[Collected data entries]
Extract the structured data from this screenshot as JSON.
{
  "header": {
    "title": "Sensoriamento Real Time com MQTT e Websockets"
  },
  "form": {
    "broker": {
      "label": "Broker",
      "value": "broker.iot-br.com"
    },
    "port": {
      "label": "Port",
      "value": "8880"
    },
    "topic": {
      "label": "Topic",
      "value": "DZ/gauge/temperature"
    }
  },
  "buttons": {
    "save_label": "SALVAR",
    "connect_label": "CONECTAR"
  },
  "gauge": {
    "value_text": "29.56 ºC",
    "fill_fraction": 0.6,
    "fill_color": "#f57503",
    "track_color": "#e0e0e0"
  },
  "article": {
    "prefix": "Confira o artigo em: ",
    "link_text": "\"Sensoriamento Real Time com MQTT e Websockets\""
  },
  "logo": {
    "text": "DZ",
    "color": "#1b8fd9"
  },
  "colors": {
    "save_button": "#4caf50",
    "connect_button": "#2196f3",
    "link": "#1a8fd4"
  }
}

- **Exercise instructions**:
Report only how many lines in the entries contain "Real".

- **Worked solution**:
2